## Task brief
Without the images, write out all of the following entries exactly.

Extracted data entries
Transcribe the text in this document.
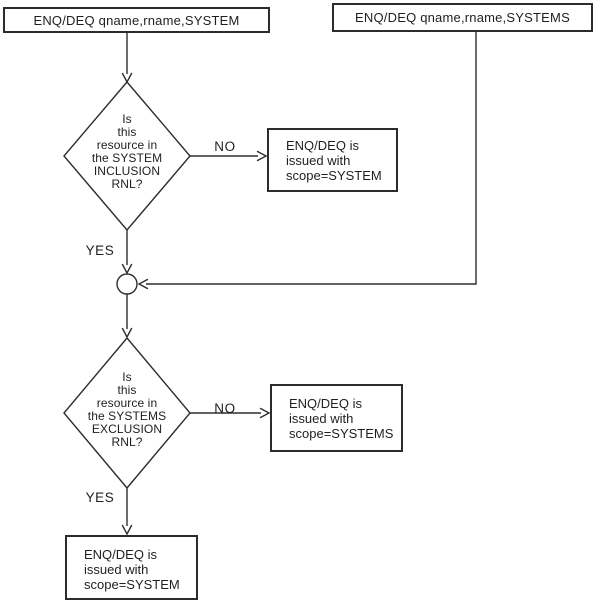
ENQ/DEQ qname,rname,SYSTEM	ENQ/DEQ qname,rname,SYSTEMS
Is
this
resource in
the SYSTEM
INCLUSION
RNL?
ENQ/DEQ is
issued with
scope=SYSTEM
Is
this
resource in
the SYSTEMS
EXCLUSION
RNL?
ENQ/DEQ is
issued with
scope=SYSTEMS
ENQ/DEQ is
issued with
scope=SYSTEM
NO
YES
NO
YES
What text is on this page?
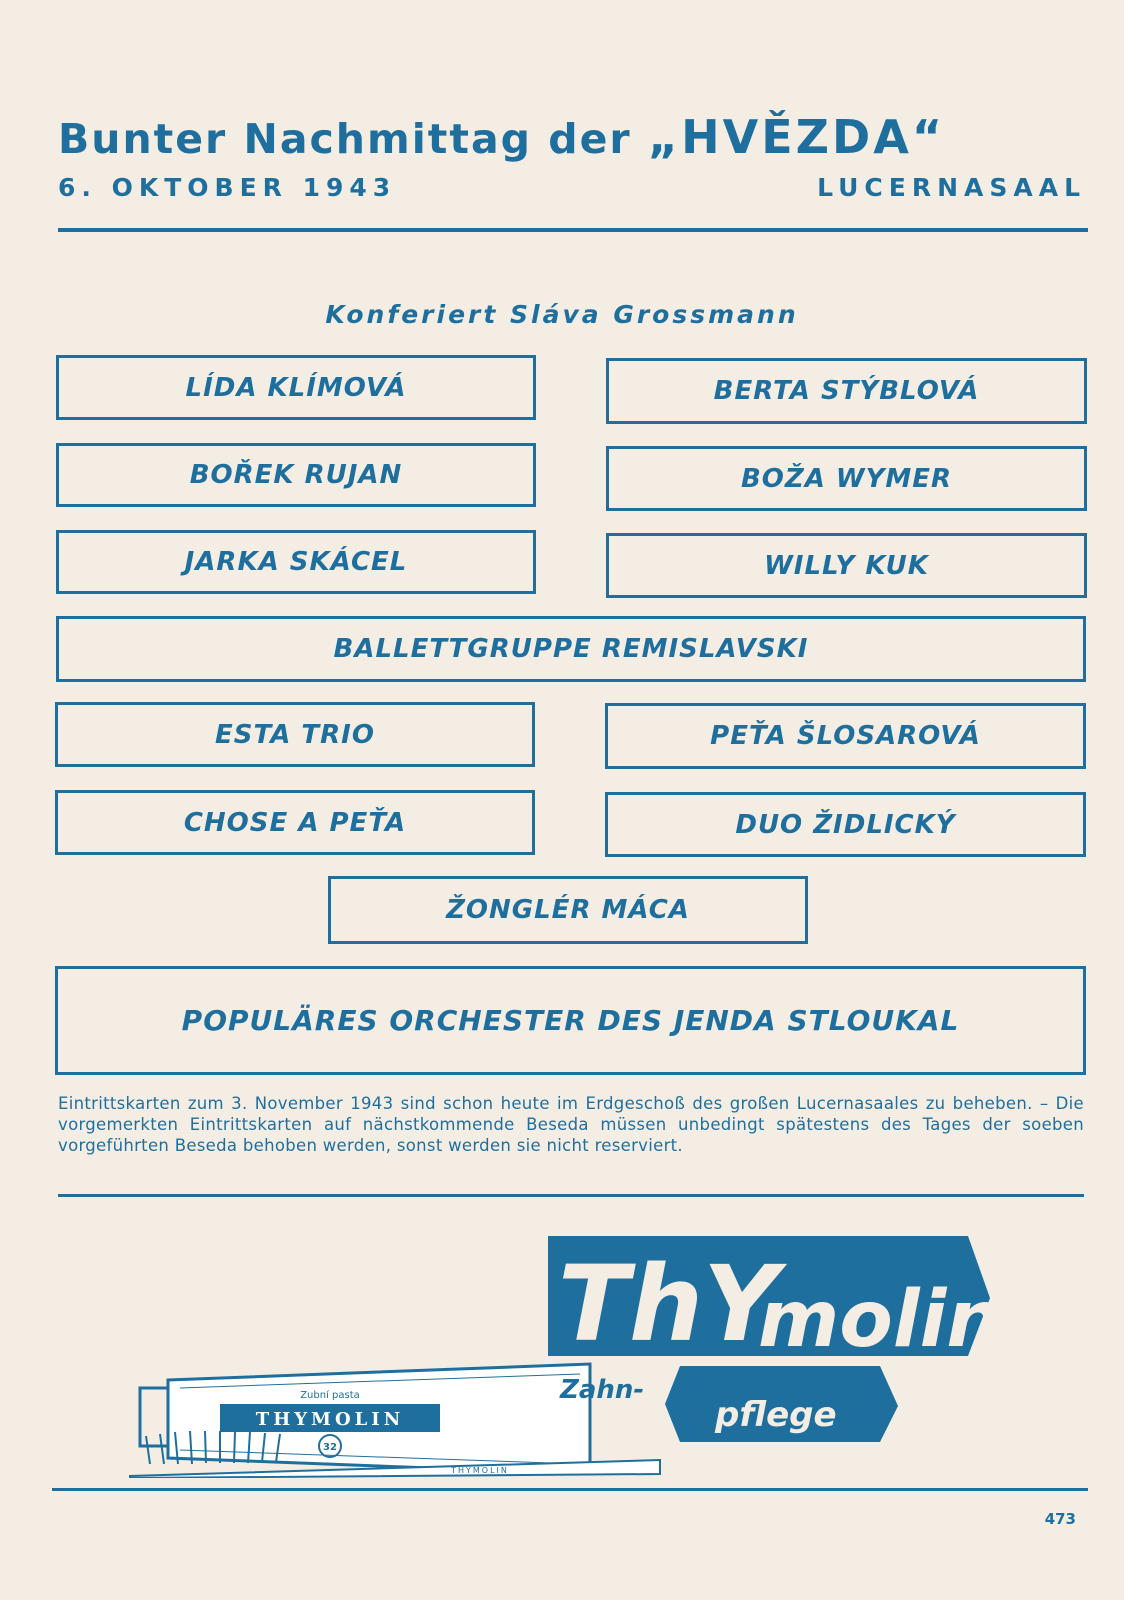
Bunter Nachmittag der „HVĚZDA“
6. OKTOBER 1943	LUCERNASAAL
Konferiert Sláva Grossmann
LÍDA KLÍMOVÁ	BERTA STÝBLOVÁ
BOŘEK RUJAN	BOŽA WYMER
JARKA SKÁCEL	WILLY KUK
BALLETTGRUPPE REMISLAVSKI
ESTA TRIO	PEŤA ŠLOSAROVÁ
CHOSE A PEŤA	DUO ŽIDLICKÝ
ŽONGLÉR MÁCA
POPULÄRES ORCHESTER DES JENDA STLOUKAL
Eintrittskarten zum 3. November 1943 sind schon heute im Erdgeschoß des großen Lucernasaales zu beheben. – Die vorgemerkten Eintrittskarten auf nächstkommende Beseda müssen unbedingt spätestens des Tages der soeben vorgeführten Beseda behoben werden, sonst werden sie nicht reserviert.
THYMOLIN
Zubní pasta
32
THYMOLIN
ThY
molin
Zahn-
pflege
473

## Response to the task
Transcribe the text in this document.
ENQ/DEQ qname,rname,SYSTEM	ENQ/DEQ qname,rname,SYSTEMS
Is
this
resource in
the SYSTEM
INCLUSION
RNL?
ENQ/DEQ is
issued with
scope=SYSTEM
Is
this
resource in
the SYSTEMS
EXCLUSION
RNL?
ENQ/DEQ is
issued with
scope=SYSTEMS
ENQ/DEQ is
issued with
scope=SYSTEM
NO
YES
NO
YES
What text is on this page?
Bunter Nachmittag der „HVĚZDA“
6. OKTOBER 1943	LUCERNASAAL
Konferiert Sláva Grossmann
LÍDA KLÍMOVÁ	BERTA STÝBLOVÁ
BOŘEK RUJAN	BOŽA WYMER
JARKA SKÁCEL	WILLY KUK
BALLETTGRUPPE REMISLAVSKI
ESTA TRIO	PEŤA ŠLOSAROVÁ
CHOSE A PEŤA	DUO ŽIDLICKÝ
ŽONGLÉR MÁCA
POPULÄRES ORCHESTER DES JENDA STLOUKAL
Eintrittskarten zum 3. November 1943 sind schon heute im Erdgeschoß des großen Lucernasaales zu beheben. – Die vorgemerkten Eintrittskarten auf nächstkommende Beseda müssen unbedingt spätestens des Tages der soeben vorgeführten Beseda behoben werden, sonst werden sie nicht reserviert.
THYMOLIN
Zubní pasta
32
THYMOLIN
ThY
molin
Zahn-
pflege
473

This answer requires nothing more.